• **Required work**
Exclude all pictures, then copy each of the records exactly as written.
# Start of Working data
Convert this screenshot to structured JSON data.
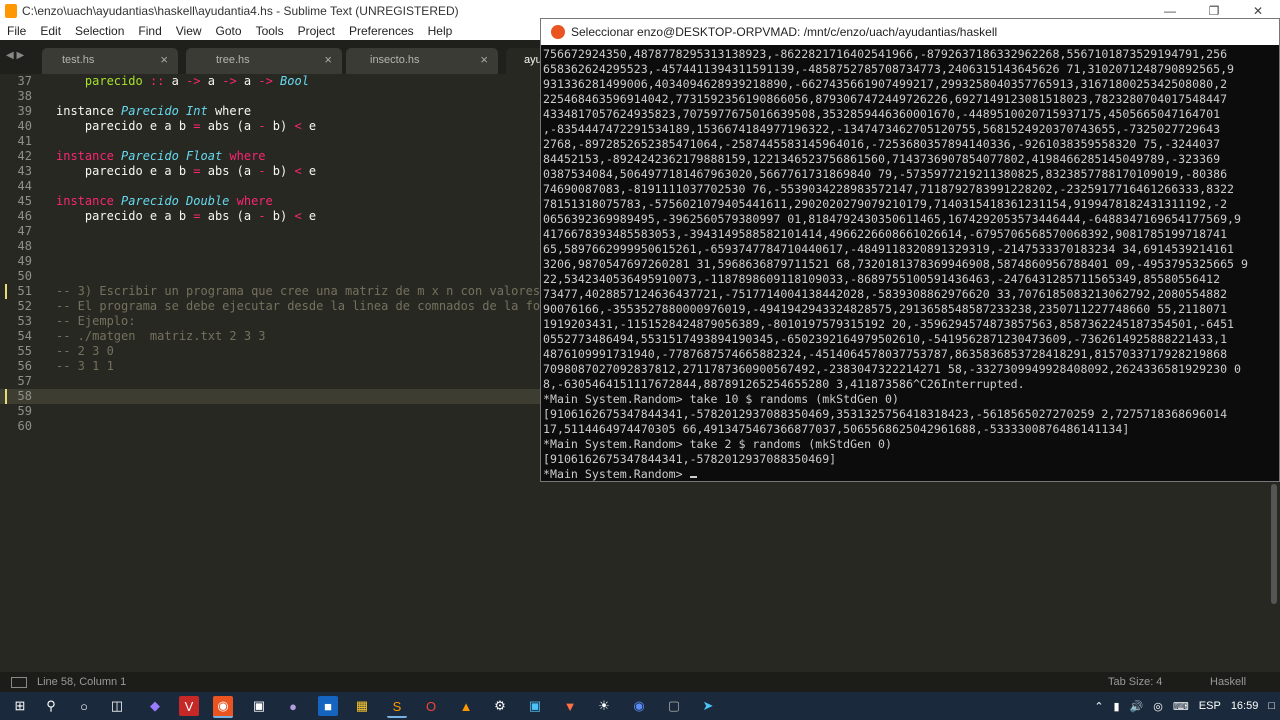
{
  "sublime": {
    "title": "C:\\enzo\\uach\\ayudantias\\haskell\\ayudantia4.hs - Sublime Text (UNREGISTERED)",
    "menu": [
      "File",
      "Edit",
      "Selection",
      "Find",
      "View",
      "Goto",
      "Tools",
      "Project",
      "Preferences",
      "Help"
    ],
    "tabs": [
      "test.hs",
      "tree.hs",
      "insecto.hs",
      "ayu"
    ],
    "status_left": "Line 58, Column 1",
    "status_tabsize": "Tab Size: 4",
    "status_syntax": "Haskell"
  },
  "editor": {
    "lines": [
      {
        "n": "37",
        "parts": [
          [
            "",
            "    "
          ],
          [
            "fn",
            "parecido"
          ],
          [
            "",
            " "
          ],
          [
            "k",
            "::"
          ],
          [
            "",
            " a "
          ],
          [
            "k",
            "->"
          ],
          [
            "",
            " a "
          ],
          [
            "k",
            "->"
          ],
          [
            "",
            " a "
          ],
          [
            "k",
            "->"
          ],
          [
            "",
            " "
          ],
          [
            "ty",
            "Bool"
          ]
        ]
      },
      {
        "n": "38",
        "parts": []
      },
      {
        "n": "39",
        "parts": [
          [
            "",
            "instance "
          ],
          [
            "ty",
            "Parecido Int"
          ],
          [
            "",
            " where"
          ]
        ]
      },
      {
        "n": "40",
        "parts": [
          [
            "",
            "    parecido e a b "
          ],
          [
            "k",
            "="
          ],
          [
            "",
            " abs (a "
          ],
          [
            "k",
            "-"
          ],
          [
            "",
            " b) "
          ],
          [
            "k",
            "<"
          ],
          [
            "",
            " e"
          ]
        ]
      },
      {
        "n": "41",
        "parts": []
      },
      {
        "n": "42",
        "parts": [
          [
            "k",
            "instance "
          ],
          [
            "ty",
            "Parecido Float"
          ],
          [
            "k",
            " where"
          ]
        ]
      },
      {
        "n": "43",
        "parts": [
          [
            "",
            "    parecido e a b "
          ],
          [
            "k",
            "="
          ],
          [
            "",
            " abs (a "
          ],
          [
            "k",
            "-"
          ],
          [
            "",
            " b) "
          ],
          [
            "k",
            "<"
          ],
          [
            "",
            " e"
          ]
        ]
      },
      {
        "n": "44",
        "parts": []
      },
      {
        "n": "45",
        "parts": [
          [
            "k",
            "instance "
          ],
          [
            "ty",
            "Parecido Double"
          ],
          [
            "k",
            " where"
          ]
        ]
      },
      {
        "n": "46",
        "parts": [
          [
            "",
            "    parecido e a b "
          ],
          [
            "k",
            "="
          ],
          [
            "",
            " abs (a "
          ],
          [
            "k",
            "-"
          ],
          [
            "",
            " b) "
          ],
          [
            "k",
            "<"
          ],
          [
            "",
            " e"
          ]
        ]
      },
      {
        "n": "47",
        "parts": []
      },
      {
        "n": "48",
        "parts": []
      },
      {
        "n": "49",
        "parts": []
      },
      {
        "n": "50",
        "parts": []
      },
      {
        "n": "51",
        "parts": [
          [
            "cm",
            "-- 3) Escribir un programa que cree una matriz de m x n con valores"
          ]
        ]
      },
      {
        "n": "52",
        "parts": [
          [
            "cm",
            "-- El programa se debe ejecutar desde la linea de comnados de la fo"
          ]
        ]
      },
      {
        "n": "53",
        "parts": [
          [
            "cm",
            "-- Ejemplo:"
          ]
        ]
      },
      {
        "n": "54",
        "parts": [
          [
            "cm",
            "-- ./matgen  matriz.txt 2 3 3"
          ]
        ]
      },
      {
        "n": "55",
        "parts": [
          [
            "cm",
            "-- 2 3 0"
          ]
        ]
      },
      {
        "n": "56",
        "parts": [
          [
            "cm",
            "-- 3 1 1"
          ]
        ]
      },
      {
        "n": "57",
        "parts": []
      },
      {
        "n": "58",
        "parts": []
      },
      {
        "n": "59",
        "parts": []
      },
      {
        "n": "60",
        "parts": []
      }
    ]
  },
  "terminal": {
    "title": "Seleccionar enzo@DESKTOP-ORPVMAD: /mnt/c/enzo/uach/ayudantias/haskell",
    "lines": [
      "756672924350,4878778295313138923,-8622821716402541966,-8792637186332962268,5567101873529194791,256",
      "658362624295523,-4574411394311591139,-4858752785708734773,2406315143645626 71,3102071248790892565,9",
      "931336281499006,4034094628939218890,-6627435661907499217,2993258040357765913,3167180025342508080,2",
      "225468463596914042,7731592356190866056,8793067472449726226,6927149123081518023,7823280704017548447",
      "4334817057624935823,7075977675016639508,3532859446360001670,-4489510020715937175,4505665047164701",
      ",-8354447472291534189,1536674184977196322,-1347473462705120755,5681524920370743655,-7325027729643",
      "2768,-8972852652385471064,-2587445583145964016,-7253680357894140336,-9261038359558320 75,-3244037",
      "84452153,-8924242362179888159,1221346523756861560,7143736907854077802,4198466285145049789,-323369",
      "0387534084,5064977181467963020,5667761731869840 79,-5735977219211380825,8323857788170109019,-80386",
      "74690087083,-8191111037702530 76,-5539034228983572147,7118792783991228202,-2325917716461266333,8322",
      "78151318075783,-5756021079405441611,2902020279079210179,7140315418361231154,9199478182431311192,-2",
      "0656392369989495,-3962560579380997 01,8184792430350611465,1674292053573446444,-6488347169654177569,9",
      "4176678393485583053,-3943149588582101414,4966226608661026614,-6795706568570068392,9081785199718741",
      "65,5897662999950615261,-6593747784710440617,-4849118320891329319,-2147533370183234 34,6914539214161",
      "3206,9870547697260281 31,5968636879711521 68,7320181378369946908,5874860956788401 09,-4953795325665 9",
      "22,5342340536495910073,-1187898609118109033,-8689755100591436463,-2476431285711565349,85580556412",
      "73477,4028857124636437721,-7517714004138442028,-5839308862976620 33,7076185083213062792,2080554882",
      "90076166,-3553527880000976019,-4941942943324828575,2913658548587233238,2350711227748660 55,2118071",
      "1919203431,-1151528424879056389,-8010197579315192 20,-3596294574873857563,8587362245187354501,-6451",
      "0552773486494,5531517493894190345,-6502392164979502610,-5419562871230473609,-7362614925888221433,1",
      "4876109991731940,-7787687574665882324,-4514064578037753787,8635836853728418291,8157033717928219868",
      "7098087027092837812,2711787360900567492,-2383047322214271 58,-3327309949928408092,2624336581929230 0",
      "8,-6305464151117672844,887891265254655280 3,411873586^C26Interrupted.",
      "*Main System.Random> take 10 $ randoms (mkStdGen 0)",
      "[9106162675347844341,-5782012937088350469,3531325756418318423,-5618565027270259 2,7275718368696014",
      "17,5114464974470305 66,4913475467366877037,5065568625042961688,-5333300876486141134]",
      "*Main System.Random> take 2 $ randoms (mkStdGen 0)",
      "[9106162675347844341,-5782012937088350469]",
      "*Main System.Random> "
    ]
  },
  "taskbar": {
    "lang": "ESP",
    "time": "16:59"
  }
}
# End of Working data
• **Response for this exercise**
Convert this screenshot to structured JSON data.
{
  "sublime": {
    "title": "C:\\enzo\\uach\\ayudantias\\haskell\\ayudantia4.hs - Sublime Text (UNREGISTERED)",
    "menu": [
      "File",
      "Edit",
      "Selection",
      "Find",
      "View",
      "Goto",
      "Tools",
      "Project",
      "Preferences",
      "Help"
    ],
    "tabs": [
      "test.hs",
      "tree.hs",
      "insecto.hs",
      "ayu"
    ],
    "status_left": "Line 58, Column 1",
    "status_tabsize": "Tab Size: 4",
    "status_syntax": "Haskell"
  },
  "editor": {
    "lines": [
      {
        "n": "37",
        "parts": [
          [
            "",
            "    "
          ],
          [
            "fn",
            "parecido"
          ],
          [
            "",
            " "
          ],
          [
            "k",
            "::"
          ],
          [
            "",
            " a "
          ],
          [
            "k",
            "->"
          ],
          [
            "",
            " a "
          ],
          [
            "k",
            "->"
          ],
          [
            "",
            " a "
          ],
          [
            "k",
            "->"
          ],
          [
            "",
            " "
          ],
          [
            "ty",
            "Bool"
          ]
        ]
      },
      {
        "n": "38",
        "parts": []
      },
      {
        "n": "39",
        "parts": [
          [
            "",
            "instance "
          ],
          [
            "ty",
            "Parecido Int"
          ],
          [
            "",
            " where"
          ]
        ]
      },
      {
        "n": "40",
        "parts": [
          [
            "",
            "    parecido e a b "
          ],
          [
            "k",
            "="
          ],
          [
            "",
            " abs (a "
          ],
          [
            "k",
            "-"
          ],
          [
            "",
            " b) "
          ],
          [
            "k",
            "<"
          ],
          [
            "",
            " e"
          ]
        ]
      },
      {
        "n": "41",
        "parts": []
      },
      {
        "n": "42",
        "parts": [
          [
            "k",
            "instance "
          ],
          [
            "ty",
            "Parecido Float"
          ],
          [
            "k",
            " where"
          ]
        ]
      },
      {
        "n": "43",
        "parts": [
          [
            "",
            "    parecido e a b "
          ],
          [
            "k",
            "="
          ],
          [
            "",
            " abs (a "
          ],
          [
            "k",
            "-"
          ],
          [
            "",
            " b) "
          ],
          [
            "k",
            "<"
          ],
          [
            "",
            " e"
          ]
        ]
      },
      {
        "n": "44",
        "parts": []
      },
      {
        "n": "45",
        "parts": [
          [
            "k",
            "instance "
          ],
          [
            "ty",
            "Parecido Double"
          ],
          [
            "k",
            " where"
          ]
        ]
      },
      {
        "n": "46",
        "parts": [
          [
            "",
            "    parecido e a b "
          ],
          [
            "k",
            "="
          ],
          [
            "",
            " abs (a "
          ],
          [
            "k",
            "-"
          ],
          [
            "",
            " b) "
          ],
          [
            "k",
            "<"
          ],
          [
            "",
            " e"
          ]
        ]
      },
      {
        "n": "47",
        "parts": []
      },
      {
        "n": "48",
        "parts": []
      },
      {
        "n": "49",
        "parts": []
      },
      {
        "n": "50",
        "parts": []
      },
      {
        "n": "51",
        "parts": [
          [
            "cm",
            "-- 3) Escribir un programa que cree una matriz de m x n con valores"
          ]
        ]
      },
      {
        "n": "52",
        "parts": [
          [
            "cm",
            "-- El programa se debe ejecutar desde la linea de comnados de la fo"
          ]
        ]
      },
      {
        "n": "53",
        "parts": [
          [
            "cm",
            "-- Ejemplo:"
          ]
        ]
      },
      {
        "n": "54",
        "parts": [
          [
            "cm",
            "-- ./matgen  matriz.txt 2 3 3"
          ]
        ]
      },
      {
        "n": "55",
        "parts": [
          [
            "cm",
            "-- 2 3 0"
          ]
        ]
      },
      {
        "n": "56",
        "parts": [
          [
            "cm",
            "-- 3 1 1"
          ]
        ]
      },
      {
        "n": "57",
        "parts": []
      },
      {
        "n": "58",
        "parts": []
      },
      {
        "n": "59",
        "parts": []
      },
      {
        "n": "60",
        "parts": []
      }
    ]
  },
  "terminal": {
    "title": "Seleccionar enzo@DESKTOP-ORPVMAD: /mnt/c/enzo/uach/ayudantias/haskell",
    "lines": [
      "756672924350,4878778295313138923,-8622821716402541966,-8792637186332962268,5567101873529194791,256",
      "658362624295523,-4574411394311591139,-4858752785708734773,2406315143645626 71,3102071248790892565,9",
      "931336281499006,4034094628939218890,-6627435661907499217,2993258040357765913,3167180025342508080,2",
      "225468463596914042,7731592356190866056,8793067472449726226,6927149123081518023,7823280704017548447",
      "4334817057624935823,7075977675016639508,3532859446360001670,-4489510020715937175,4505665047164701",
      ",-8354447472291534189,1536674184977196322,-1347473462705120755,5681524920370743655,-7325027729643",
      "2768,-8972852652385471064,-2587445583145964016,-7253680357894140336,-9261038359558320 75,-3244037",
      "84452153,-8924242362179888159,1221346523756861560,7143736907854077802,4198466285145049789,-323369",
      "0387534084,5064977181467963020,5667761731869840 79,-5735977219211380825,8323857788170109019,-80386",
      "74690087083,-8191111037702530 76,-5539034228983572147,7118792783991228202,-2325917716461266333,8322",
      "78151318075783,-5756021079405441611,2902020279079210179,7140315418361231154,9199478182431311192,-2",
      "0656392369989495,-3962560579380997 01,8184792430350611465,1674292053573446444,-6488347169654177569,9",
      "4176678393485583053,-3943149588582101414,4966226608661026614,-6795706568570068392,9081785199718741",
      "65,5897662999950615261,-6593747784710440617,-4849118320891329319,-2147533370183234 34,6914539214161",
      "3206,9870547697260281 31,5968636879711521 68,7320181378369946908,5874860956788401 09,-4953795325665 9",
      "22,5342340536495910073,-1187898609118109033,-8689755100591436463,-2476431285711565349,85580556412",
      "73477,4028857124636437721,-7517714004138442028,-5839308862976620 33,7076185083213062792,2080554882",
      "90076166,-3553527880000976019,-4941942943324828575,2913658548587233238,2350711227748660 55,2118071",
      "1919203431,-1151528424879056389,-8010197579315192 20,-3596294574873857563,8587362245187354501,-6451",
      "0552773486494,5531517493894190345,-6502392164979502610,-5419562871230473609,-7362614925888221433,1",
      "4876109991731940,-7787687574665882324,-4514064578037753787,8635836853728418291,8157033717928219868",
      "7098087027092837812,2711787360900567492,-2383047322214271 58,-3327309949928408092,2624336581929230 0",
      "8,-6305464151117672844,887891265254655280 3,411873586^C26Interrupted.",
      "*Main System.Random> take 10 $ randoms (mkStdGen 0)",
      "[9106162675347844341,-5782012937088350469,3531325756418318423,-5618565027270259 2,7275718368696014",
      "17,5114464974470305 66,4913475467366877037,5065568625042961688,-5333300876486141134]",
      "*Main System.Random> take 2 $ randoms (mkStdGen 0)",
      "[9106162675347844341,-5782012937088350469]",
      "*Main System.Random> "
    ]
  },
  "taskbar": {
    "lang": "ESP",
    "time": "16:59"
  }
}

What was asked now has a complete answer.